> Description of the task: Quote, without change, all of the lines that follow.
§
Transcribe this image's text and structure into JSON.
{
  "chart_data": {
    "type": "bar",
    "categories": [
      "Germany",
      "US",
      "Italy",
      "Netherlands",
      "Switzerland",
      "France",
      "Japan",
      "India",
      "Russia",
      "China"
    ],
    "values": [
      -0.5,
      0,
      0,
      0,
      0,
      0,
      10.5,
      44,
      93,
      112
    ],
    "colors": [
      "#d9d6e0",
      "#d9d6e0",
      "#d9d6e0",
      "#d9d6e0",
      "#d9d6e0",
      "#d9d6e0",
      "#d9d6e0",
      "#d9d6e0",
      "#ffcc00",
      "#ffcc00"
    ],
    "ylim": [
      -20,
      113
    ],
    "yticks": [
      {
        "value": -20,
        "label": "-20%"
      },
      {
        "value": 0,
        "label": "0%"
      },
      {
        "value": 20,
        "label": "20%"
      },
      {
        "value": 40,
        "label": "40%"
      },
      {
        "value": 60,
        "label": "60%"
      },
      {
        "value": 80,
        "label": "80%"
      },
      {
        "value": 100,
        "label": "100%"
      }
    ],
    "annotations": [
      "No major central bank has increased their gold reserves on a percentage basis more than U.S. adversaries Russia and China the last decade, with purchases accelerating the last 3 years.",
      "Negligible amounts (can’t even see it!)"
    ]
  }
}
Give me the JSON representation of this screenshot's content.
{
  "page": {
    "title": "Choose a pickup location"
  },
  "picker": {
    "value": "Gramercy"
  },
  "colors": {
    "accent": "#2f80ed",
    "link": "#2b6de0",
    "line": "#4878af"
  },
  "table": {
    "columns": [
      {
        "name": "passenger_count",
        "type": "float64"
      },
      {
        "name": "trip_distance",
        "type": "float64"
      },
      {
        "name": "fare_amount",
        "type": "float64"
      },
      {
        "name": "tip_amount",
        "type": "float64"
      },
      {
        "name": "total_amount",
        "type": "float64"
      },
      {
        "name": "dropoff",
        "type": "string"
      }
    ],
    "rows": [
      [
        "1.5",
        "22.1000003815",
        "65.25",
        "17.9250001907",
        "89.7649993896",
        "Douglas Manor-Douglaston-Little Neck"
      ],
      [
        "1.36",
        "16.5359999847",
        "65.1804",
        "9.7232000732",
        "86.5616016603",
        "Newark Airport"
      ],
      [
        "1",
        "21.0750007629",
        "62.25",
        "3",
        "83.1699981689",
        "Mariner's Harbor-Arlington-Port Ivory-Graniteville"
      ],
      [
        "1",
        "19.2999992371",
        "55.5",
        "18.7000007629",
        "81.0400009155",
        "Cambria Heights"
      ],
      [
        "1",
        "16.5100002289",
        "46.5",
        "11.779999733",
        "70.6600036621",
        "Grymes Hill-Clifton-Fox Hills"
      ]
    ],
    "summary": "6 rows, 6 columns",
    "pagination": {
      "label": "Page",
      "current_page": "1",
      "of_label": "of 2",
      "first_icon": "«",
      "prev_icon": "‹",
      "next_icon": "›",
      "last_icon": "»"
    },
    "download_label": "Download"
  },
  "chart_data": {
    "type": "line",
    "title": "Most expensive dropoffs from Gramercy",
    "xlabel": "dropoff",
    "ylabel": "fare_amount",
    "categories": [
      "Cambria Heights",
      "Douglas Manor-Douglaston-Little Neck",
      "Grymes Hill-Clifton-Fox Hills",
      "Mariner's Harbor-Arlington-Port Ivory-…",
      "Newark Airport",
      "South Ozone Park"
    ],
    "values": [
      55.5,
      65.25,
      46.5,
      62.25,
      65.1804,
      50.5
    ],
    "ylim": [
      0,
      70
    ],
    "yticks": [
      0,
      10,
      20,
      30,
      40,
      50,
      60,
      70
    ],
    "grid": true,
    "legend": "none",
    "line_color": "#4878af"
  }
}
§
> Output for this task:
Transcribe this image's text and structure into JSON.
{
  "chart_data": {
    "type": "bar",
    "categories": [
      "Germany",
      "US",
      "Italy",
      "Netherlands",
      "Switzerland",
      "France",
      "Japan",
      "India",
      "Russia",
      "China"
    ],
    "values": [
      -0.5,
      0,
      0,
      0,
      0,
      0,
      10.5,
      44,
      93,
      112
    ],
    "colors": [
      "#d9d6e0",
      "#d9d6e0",
      "#d9d6e0",
      "#d9d6e0",
      "#d9d6e0",
      "#d9d6e0",
      "#d9d6e0",
      "#d9d6e0",
      "#ffcc00",
      "#ffcc00"
    ],
    "ylim": [
      -20,
      113
    ],
    "yticks": [
      {
        "value": -20,
        "label": "-20%"
      },
      {
        "value": 0,
        "label": "0%"
      },
      {
        "value": 20,
        "label": "20%"
      },
      {
        "value": 40,
        "label": "40%"
      },
      {
        "value": 60,
        "label": "60%"
      },
      {
        "value": 80,
        "label": "80%"
      },
      {
        "value": 100,
        "label": "100%"
      }
    ],
    "annotations": [
      "No major central bank has increased their gold reserves on a percentage basis more than U.S. adversaries Russia and China the last decade, with purchases accelerating the last 3 years.",
      "Negligible amounts (can’t even see it!)"
    ]
  }
}
Give me the JSON representation of this screenshot's content.
{
  "page": {
    "title": "Choose a pickup location"
  },
  "picker": {
    "value": "Gramercy"
  },
  "colors": {
    "accent": "#2f80ed",
    "link": "#2b6de0",
    "line": "#4878af"
  },
  "table": {
    "columns": [
      {
        "name": "passenger_count",
        "type": "float64"
      },
      {
        "name": "trip_distance",
        "type": "float64"
      },
      {
        "name": "fare_amount",
        "type": "float64"
      },
      {
        "name": "tip_amount",
        "type": "float64"
      },
      {
        "name": "total_amount",
        "type": "float64"
      },
      {
        "name": "dropoff",
        "type": "string"
      }
    ],
    "rows": [
      [
        "1.5",
        "22.1000003815",
        "65.25",
        "17.9250001907",
        "89.7649993896",
        "Douglas Manor-Douglaston-Little Neck"
      ],
      [
        "1.36",
        "16.5359999847",
        "65.1804",
        "9.7232000732",
        "86.5616016603",
        "Newark Airport"
      ],
      [
        "1",
        "21.0750007629",
        "62.25",
        "3",
        "83.1699981689",
        "Mariner's Harbor-Arlington-Port Ivory-Graniteville"
      ],
      [
        "1",
        "19.2999992371",
        "55.5",
        "18.7000007629",
        "81.0400009155",
        "Cambria Heights"
      ],
      [
        "1",
        "16.5100002289",
        "46.5",
        "11.779999733",
        "70.6600036621",
        "Grymes Hill-Clifton-Fox Hills"
      ]
    ],
    "summary": "6 rows, 6 columns",
    "pagination": {
      "label": "Page",
      "current_page": "1",
      "of_label": "of 2",
      "first_icon": "«",
      "prev_icon": "‹",
      "next_icon": "›",
      "last_icon": "»"
    },
    "download_label": "Download"
  },
  "chart_data": {
    "type": "line",
    "title": "Most expensive dropoffs from Gramercy",
    "xlabel": "dropoff",
    "ylabel": "fare_amount",
    "categories": [
      "Cambria Heights",
      "Douglas Manor-Douglaston-Little Neck",
      "Grymes Hill-Clifton-Fox Hills",
      "Mariner's Harbor-Arlington-Port Ivory-…",
      "Newark Airport",
      "South Ozone Park"
    ],
    "values": [
      55.5,
      65.25,
      46.5,
      62.25,
      65.1804,
      50.5
    ],
    "ylim": [
      0,
      70
    ],
    "yticks": [
      0,
      10,
      20,
      30,
      40,
      50,
      60,
      70
    ],
    "grid": true,
    "legend": "none",
    "line_color": "#4878af"
  }
}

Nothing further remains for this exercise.